### DIRECTIONS FOR THIS TASK
Leave out any picture and return the remaining listing below exactly as given.

(Collected data)
———
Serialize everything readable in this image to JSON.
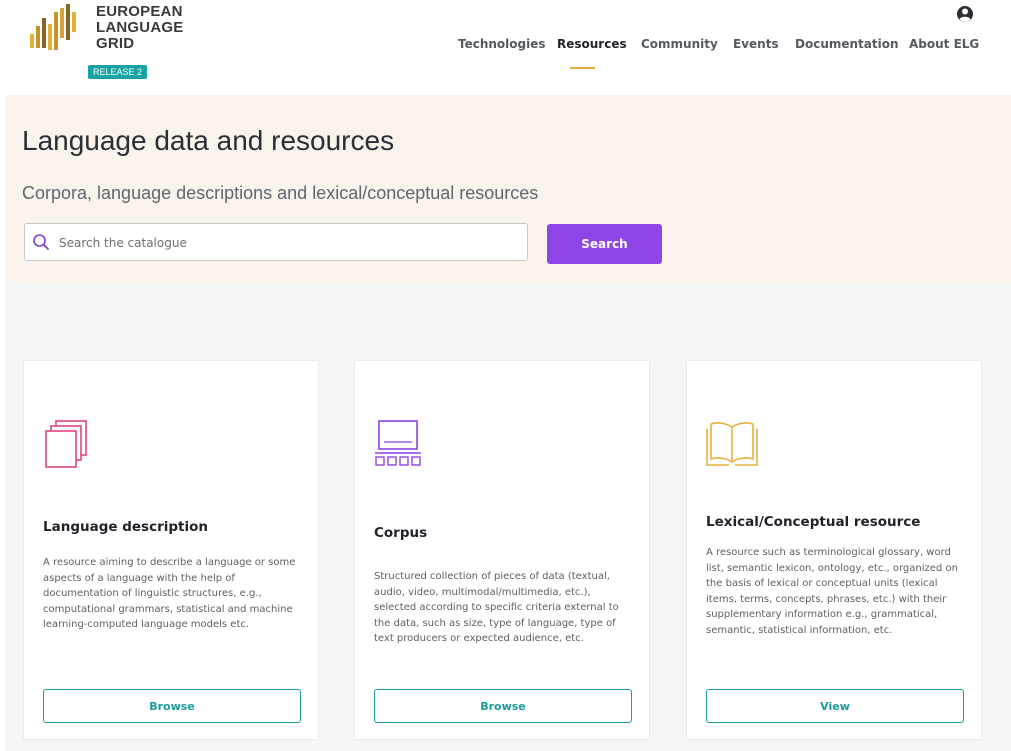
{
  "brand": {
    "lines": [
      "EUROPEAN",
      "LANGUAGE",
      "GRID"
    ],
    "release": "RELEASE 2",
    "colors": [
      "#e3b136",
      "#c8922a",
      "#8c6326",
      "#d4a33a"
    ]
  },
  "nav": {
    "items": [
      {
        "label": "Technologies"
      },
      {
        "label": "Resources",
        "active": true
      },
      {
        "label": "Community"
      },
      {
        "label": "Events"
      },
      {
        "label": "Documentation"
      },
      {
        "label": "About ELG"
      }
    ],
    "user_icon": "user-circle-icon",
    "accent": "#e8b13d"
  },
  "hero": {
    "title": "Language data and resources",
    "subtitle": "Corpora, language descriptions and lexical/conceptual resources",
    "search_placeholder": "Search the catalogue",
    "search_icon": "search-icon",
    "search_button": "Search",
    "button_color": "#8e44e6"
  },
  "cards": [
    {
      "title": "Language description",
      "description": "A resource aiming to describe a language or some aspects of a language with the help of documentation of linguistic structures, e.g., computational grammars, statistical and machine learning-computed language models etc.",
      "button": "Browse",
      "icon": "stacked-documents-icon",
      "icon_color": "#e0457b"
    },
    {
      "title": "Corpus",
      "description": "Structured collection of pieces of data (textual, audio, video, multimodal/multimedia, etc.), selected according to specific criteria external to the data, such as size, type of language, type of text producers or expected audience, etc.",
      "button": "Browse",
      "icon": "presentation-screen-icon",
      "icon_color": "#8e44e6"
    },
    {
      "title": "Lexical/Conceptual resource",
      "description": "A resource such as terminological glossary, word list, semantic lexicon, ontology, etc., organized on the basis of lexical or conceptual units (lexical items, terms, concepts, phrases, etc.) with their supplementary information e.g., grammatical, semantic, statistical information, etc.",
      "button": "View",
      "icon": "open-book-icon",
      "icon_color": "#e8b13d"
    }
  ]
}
———
### EXPECTED ANSWER
Serialize everything readable in this image to JSON.
{
  "brand": {
    "lines": [
      "EUROPEAN",
      "LANGUAGE",
      "GRID"
    ],
    "release": "RELEASE 2",
    "colors": [
      "#e3b136",
      "#c8922a",
      "#8c6326",
      "#d4a33a"
    ]
  },
  "nav": {
    "items": [
      {
        "label": "Technologies"
      },
      {
        "label": "Resources",
        "active": true
      },
      {
        "label": "Community"
      },
      {
        "label": "Events"
      },
      {
        "label": "Documentation"
      },
      {
        "label": "About ELG"
      }
    ],
    "user_icon": "user-circle-icon",
    "accent": "#e8b13d"
  },
  "hero": {
    "title": "Language data and resources",
    "subtitle": "Corpora, language descriptions and lexical/conceptual resources",
    "search_placeholder": "Search the catalogue",
    "search_icon": "search-icon",
    "search_button": "Search",
    "button_color": "#8e44e6"
  },
  "cards": [
    {
      "title": "Language description",
      "description": "A resource aiming to describe a language or some aspects of a language with the help of documentation of linguistic structures, e.g., computational grammars, statistical and machine learning-computed language models etc.",
      "button": "Browse",
      "icon": "stacked-documents-icon",
      "icon_color": "#e0457b"
    },
    {
      "title": "Corpus",
      "description": "Structured collection of pieces of data (textual, audio, video, multimodal/multimedia, etc.), selected according to specific criteria external to the data, such as size, type of language, type of text producers or expected audience, etc.",
      "button": "Browse",
      "icon": "presentation-screen-icon",
      "icon_color": "#8e44e6"
    },
    {
      "title": "Lexical/Conceptual resource",
      "description": "A resource such as terminological glossary, word list, semantic lexicon, ontology, etc., organized on the basis of lexical or conceptual units (lexical items, terms, concepts, phrases, etc.) with their supplementary information e.g., grammatical, semantic, statistical information, etc.",
      "button": "View",
      "icon": "open-book-icon",
      "icon_color": "#e8b13d"
    }
  ]
}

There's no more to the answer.